**Exercise:**
Copy the listing verbatim, excluding any images found in it.

**Dataset rows:**
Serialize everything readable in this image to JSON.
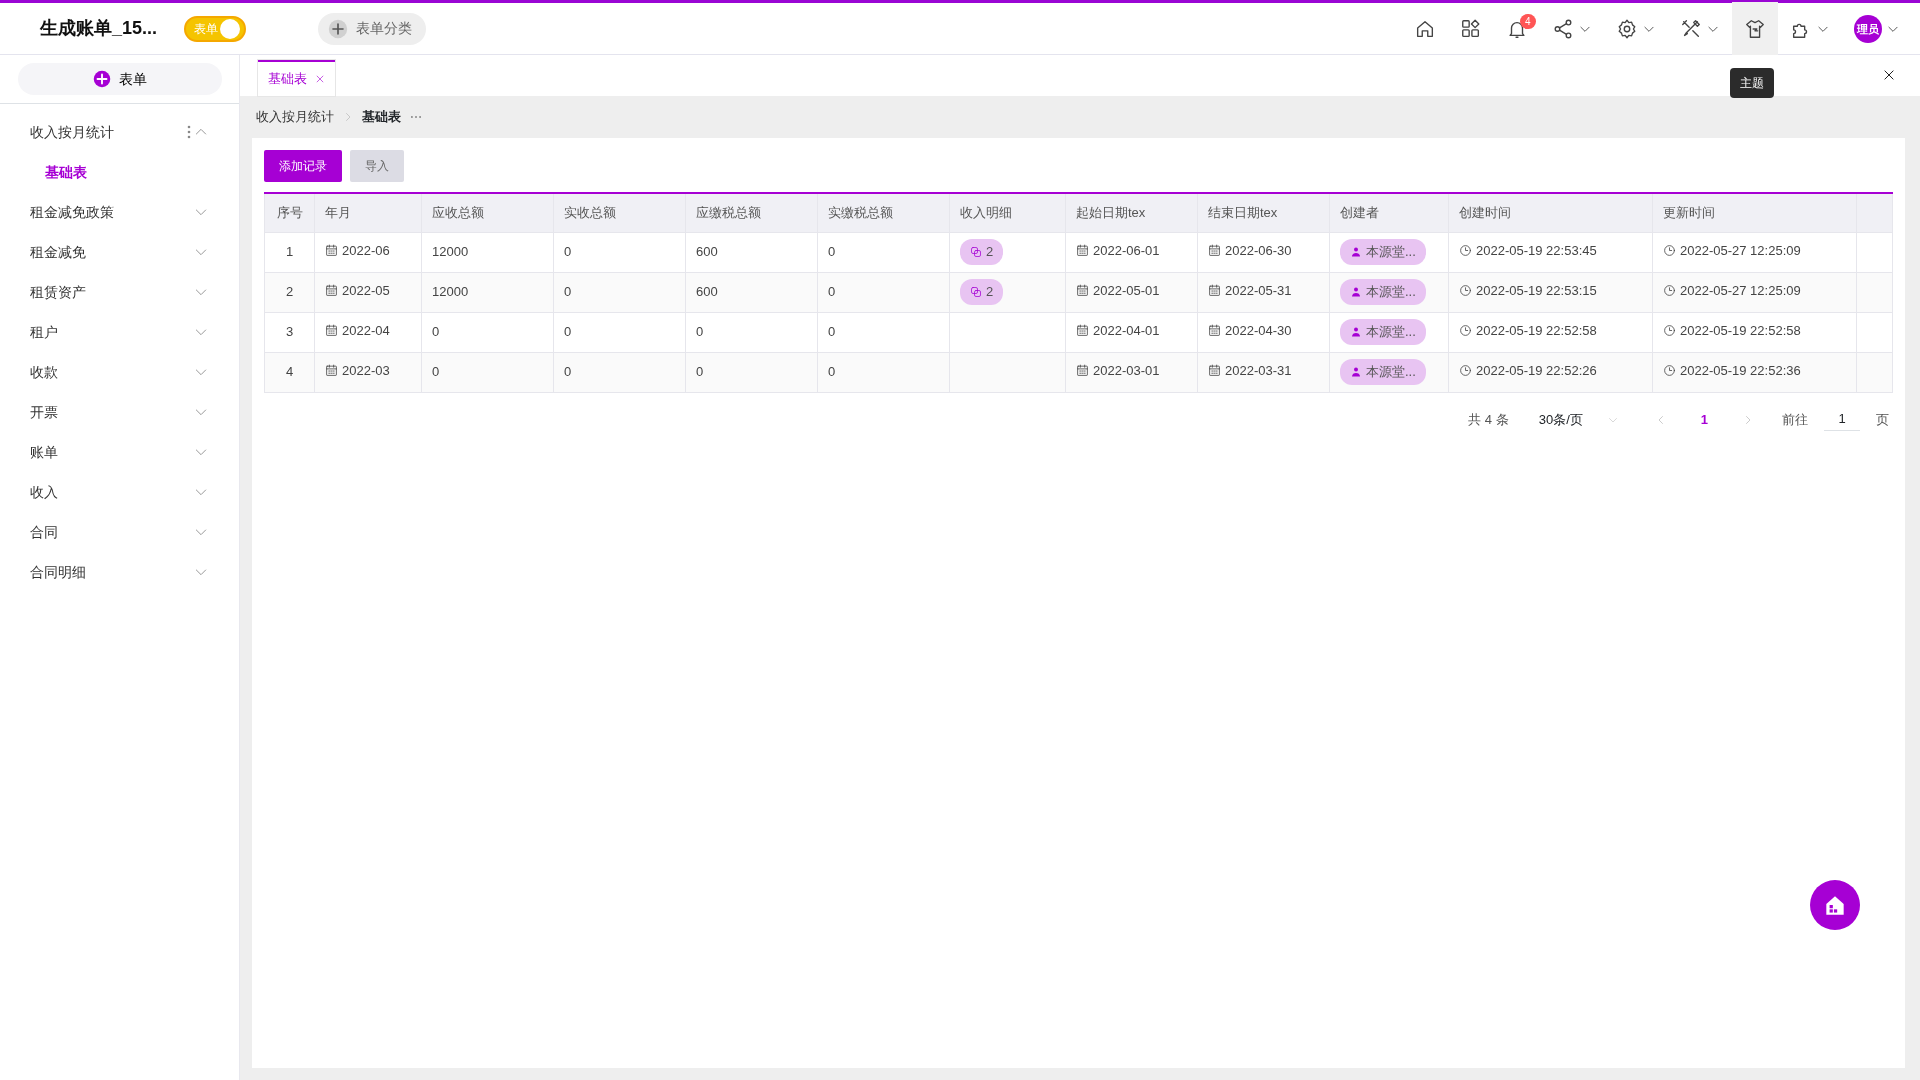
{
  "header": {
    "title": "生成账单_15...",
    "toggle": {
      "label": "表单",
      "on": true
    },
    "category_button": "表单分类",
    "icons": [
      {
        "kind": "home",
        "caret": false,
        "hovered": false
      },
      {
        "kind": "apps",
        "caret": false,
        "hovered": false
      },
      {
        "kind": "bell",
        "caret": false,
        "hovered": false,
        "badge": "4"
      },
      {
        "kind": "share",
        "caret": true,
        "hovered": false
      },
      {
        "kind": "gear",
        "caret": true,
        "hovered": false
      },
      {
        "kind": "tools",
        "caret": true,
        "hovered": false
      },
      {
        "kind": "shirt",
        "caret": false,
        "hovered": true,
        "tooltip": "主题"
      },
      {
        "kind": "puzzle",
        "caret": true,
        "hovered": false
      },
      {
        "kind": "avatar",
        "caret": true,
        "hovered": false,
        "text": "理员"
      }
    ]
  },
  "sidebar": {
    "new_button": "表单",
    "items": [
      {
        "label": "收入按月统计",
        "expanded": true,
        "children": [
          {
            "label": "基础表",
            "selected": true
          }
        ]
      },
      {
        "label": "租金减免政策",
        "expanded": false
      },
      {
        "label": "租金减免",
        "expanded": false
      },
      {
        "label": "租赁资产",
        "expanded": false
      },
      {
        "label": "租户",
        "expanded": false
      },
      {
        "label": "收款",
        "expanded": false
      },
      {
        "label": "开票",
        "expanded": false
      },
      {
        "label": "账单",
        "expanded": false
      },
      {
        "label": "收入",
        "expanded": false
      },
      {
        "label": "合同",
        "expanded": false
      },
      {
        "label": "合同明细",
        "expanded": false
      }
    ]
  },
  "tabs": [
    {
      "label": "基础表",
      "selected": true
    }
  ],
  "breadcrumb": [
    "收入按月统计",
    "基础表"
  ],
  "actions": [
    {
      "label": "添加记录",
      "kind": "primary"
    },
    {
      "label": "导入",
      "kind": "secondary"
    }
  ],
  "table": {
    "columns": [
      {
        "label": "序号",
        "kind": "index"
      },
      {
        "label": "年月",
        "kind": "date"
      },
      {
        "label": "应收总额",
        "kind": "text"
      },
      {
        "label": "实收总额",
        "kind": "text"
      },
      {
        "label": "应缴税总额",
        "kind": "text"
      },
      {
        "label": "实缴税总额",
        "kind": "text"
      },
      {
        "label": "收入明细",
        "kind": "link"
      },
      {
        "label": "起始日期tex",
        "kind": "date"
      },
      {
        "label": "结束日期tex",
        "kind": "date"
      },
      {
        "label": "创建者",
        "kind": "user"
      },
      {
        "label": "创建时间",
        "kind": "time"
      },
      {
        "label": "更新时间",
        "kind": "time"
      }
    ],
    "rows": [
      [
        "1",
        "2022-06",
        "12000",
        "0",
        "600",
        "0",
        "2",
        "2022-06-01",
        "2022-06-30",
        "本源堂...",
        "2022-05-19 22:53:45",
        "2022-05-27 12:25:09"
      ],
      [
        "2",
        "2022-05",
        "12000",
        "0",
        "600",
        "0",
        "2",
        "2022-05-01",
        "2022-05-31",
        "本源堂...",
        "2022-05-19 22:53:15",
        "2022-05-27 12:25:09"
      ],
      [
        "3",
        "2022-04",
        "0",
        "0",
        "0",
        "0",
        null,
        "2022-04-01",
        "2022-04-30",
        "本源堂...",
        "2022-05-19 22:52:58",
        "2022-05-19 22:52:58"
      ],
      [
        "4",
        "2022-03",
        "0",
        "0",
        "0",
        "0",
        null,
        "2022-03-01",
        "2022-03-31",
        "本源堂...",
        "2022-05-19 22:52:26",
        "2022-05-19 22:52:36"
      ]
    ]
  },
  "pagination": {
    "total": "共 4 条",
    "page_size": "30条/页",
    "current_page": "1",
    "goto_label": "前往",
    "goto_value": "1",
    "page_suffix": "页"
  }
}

**Response:**
Serialize everything readable in this image to JSON.
{
  "header": {
    "title": "生成账单_15...",
    "toggle": {
      "label": "表单",
      "on": true
    },
    "category_button": "表单分类",
    "icons": [
      {
        "kind": "home",
        "caret": false,
        "hovered": false
      },
      {
        "kind": "apps",
        "caret": false,
        "hovered": false
      },
      {
        "kind": "bell",
        "caret": false,
        "hovered": false,
        "badge": "4"
      },
      {
        "kind": "share",
        "caret": true,
        "hovered": false
      },
      {
        "kind": "gear",
        "caret": true,
        "hovered": false
      },
      {
        "kind": "tools",
        "caret": true,
        "hovered": false
      },
      {
        "kind": "shirt",
        "caret": false,
        "hovered": true,
        "tooltip": "主题"
      },
      {
        "kind": "puzzle",
        "caret": true,
        "hovered": false
      },
      {
        "kind": "avatar",
        "caret": true,
        "hovered": false,
        "text": "理员"
      }
    ]
  },
  "sidebar": {
    "new_button": "表单",
    "items": [
      {
        "label": "收入按月统计",
        "expanded": true,
        "children": [
          {
            "label": "基础表",
            "selected": true
          }
        ]
      },
      {
        "label": "租金减免政策",
        "expanded": false
      },
      {
        "label": "租金减免",
        "expanded": false
      },
      {
        "label": "租赁资产",
        "expanded": false
      },
      {
        "label": "租户",
        "expanded": false
      },
      {
        "label": "收款",
        "expanded": false
      },
      {
        "label": "开票",
        "expanded": false
      },
      {
        "label": "账单",
        "expanded": false
      },
      {
        "label": "收入",
        "expanded": false
      },
      {
        "label": "合同",
        "expanded": false
      },
      {
        "label": "合同明细",
        "expanded": false
      }
    ]
  },
  "tabs": [
    {
      "label": "基础表",
      "selected": true
    }
  ],
  "breadcrumb": [
    "收入按月统计",
    "基础表"
  ],
  "actions": [
    {
      "label": "添加记录",
      "kind": "primary"
    },
    {
      "label": "导入",
      "kind": "secondary"
    }
  ],
  "table": {
    "columns": [
      {
        "label": "序号",
        "kind": "index"
      },
      {
        "label": "年月",
        "kind": "date"
      },
      {
        "label": "应收总额",
        "kind": "text"
      },
      {
        "label": "实收总额",
        "kind": "text"
      },
      {
        "label": "应缴税总额",
        "kind": "text"
      },
      {
        "label": "实缴税总额",
        "kind": "text"
      },
      {
        "label": "收入明细",
        "kind": "link"
      },
      {
        "label": "起始日期tex",
        "kind": "date"
      },
      {
        "label": "结束日期tex",
        "kind": "date"
      },
      {
        "label": "创建者",
        "kind": "user"
      },
      {
        "label": "创建时间",
        "kind": "time"
      },
      {
        "label": "更新时间",
        "kind": "time"
      }
    ],
    "rows": [
      [
        "1",
        "2022-06",
        "12000",
        "0",
        "600",
        "0",
        "2",
        "2022-06-01",
        "2022-06-30",
        "本源堂...",
        "2022-05-19 22:53:45",
        "2022-05-27 12:25:09"
      ],
      [
        "2",
        "2022-05",
        "12000",
        "0",
        "600",
        "0",
        "2",
        "2022-05-01",
        "2022-05-31",
        "本源堂...",
        "2022-05-19 22:53:15",
        "2022-05-27 12:25:09"
      ],
      [
        "3",
        "2022-04",
        "0",
        "0",
        "0",
        "0",
        null,
        "2022-04-01",
        "2022-04-30",
        "本源堂...",
        "2022-05-19 22:52:58",
        "2022-05-19 22:52:58"
      ],
      [
        "4",
        "2022-03",
        "0",
        "0",
        "0",
        "0",
        null,
        "2022-03-01",
        "2022-03-31",
        "本源堂...",
        "2022-05-19 22:52:26",
        "2022-05-19 22:52:36"
      ]
    ]
  },
  "pagination": {
    "total": "共 4 条",
    "page_size": "30条/页",
    "current_page": "1",
    "goto_label": "前往",
    "goto_value": "1",
    "page_suffix": "页"
  }
}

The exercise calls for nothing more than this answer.